══ DATA SUPPLIED ══

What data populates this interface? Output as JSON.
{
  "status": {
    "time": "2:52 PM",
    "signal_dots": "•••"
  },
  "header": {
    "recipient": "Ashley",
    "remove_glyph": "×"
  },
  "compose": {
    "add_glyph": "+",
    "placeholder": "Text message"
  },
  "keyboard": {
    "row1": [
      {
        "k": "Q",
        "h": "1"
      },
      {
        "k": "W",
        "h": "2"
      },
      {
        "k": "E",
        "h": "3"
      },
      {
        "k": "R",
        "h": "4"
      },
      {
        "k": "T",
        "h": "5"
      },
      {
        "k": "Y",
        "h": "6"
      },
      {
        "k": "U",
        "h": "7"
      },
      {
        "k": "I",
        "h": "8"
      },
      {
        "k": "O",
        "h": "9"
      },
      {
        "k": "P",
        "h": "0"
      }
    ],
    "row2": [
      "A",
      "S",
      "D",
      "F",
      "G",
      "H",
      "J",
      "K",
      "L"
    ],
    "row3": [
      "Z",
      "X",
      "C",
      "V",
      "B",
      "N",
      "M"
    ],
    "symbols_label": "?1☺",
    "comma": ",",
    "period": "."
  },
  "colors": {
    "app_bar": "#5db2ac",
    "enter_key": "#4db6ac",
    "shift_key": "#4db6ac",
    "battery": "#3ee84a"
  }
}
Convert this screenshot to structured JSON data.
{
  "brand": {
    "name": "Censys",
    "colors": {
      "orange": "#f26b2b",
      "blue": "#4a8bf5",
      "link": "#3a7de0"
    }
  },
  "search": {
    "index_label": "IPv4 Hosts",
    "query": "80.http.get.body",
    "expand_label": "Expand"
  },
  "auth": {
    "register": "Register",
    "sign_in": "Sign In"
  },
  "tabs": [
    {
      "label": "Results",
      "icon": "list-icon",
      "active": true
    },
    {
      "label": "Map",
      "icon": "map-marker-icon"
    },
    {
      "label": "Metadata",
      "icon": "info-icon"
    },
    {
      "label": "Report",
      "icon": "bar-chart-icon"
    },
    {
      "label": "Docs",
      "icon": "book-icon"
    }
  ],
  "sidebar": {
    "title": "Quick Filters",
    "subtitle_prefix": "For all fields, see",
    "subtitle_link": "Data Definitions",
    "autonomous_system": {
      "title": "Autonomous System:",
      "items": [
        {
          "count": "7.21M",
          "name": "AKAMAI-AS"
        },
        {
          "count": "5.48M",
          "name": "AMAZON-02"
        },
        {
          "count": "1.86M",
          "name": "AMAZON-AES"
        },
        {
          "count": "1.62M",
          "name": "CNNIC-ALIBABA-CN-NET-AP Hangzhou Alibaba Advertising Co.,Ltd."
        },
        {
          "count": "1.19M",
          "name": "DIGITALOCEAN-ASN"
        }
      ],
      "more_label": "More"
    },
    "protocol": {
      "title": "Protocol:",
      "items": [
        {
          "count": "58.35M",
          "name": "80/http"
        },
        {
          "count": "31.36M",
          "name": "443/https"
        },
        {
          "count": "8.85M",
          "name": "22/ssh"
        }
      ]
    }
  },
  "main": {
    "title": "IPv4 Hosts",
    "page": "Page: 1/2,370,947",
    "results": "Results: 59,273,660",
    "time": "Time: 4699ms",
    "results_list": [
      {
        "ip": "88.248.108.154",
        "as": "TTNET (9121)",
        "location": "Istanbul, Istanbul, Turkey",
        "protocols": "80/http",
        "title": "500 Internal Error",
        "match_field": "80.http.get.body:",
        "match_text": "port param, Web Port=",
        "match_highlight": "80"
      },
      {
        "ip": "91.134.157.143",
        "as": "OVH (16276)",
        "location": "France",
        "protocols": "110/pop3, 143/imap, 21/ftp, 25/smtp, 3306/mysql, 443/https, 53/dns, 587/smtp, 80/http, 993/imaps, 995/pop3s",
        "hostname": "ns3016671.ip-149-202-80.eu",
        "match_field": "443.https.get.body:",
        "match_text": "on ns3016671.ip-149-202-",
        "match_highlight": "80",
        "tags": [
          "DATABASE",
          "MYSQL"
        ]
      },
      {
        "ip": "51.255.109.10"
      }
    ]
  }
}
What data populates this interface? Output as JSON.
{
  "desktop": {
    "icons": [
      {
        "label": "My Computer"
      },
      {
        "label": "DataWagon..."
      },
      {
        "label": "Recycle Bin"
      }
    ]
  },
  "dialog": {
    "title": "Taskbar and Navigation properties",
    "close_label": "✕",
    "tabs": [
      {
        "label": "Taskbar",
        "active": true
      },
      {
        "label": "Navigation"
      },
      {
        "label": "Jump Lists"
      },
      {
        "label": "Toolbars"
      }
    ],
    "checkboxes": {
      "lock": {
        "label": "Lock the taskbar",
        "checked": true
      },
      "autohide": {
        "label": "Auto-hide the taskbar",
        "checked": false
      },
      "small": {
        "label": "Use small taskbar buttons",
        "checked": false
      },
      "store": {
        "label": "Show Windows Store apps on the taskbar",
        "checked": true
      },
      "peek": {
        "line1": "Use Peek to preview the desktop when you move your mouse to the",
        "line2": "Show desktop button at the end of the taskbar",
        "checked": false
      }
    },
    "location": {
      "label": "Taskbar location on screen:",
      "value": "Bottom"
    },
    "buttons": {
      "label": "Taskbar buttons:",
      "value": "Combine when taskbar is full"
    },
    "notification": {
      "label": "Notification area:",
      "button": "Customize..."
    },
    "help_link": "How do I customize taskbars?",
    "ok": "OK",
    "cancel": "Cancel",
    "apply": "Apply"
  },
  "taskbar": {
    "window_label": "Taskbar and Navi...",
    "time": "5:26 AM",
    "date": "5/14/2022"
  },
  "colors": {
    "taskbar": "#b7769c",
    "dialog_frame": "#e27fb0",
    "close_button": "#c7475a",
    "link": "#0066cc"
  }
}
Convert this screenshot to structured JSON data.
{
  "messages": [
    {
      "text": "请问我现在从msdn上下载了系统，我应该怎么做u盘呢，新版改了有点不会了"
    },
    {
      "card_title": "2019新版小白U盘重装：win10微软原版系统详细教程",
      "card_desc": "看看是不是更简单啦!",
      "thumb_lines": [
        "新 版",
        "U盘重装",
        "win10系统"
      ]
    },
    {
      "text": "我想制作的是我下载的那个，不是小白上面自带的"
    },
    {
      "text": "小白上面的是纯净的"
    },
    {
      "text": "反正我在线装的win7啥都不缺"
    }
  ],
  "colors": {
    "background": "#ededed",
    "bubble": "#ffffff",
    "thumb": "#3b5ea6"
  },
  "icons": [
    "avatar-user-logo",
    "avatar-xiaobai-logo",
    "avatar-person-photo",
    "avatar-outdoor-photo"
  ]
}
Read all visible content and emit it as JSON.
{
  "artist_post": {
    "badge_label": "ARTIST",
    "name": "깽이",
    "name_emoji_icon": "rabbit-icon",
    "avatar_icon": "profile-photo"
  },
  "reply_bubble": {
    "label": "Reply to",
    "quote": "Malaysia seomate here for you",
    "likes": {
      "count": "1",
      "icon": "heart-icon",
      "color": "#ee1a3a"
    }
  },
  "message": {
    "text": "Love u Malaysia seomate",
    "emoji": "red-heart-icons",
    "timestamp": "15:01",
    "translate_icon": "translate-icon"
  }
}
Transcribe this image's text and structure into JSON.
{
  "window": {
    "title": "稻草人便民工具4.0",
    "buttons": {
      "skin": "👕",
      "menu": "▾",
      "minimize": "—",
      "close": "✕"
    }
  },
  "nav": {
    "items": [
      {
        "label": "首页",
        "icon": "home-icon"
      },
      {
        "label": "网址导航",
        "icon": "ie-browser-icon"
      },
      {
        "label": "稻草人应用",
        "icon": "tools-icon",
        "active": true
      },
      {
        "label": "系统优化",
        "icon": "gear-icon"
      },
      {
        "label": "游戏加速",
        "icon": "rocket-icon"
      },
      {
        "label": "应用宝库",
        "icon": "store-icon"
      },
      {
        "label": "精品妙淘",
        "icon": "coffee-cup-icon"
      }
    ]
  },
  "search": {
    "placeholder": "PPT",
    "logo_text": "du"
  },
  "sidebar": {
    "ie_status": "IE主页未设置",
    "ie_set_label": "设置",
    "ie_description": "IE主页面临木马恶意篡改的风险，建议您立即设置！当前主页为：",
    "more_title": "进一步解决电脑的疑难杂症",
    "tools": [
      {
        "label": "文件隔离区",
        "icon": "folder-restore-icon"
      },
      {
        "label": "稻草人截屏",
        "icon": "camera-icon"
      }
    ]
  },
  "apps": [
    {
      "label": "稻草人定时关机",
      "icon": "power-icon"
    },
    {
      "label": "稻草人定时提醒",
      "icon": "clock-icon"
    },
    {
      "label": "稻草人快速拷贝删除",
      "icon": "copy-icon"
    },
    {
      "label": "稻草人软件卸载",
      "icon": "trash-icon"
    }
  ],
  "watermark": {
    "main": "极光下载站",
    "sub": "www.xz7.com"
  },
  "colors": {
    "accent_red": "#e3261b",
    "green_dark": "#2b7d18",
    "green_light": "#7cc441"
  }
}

═══

• [REQUIRED WORK]: Copy every line in the entries above that has the string "value" in it.

• [RESPONSE TO THE TASK]:
      "value": "Bottom"
      "value": "Combine when taskbar is full"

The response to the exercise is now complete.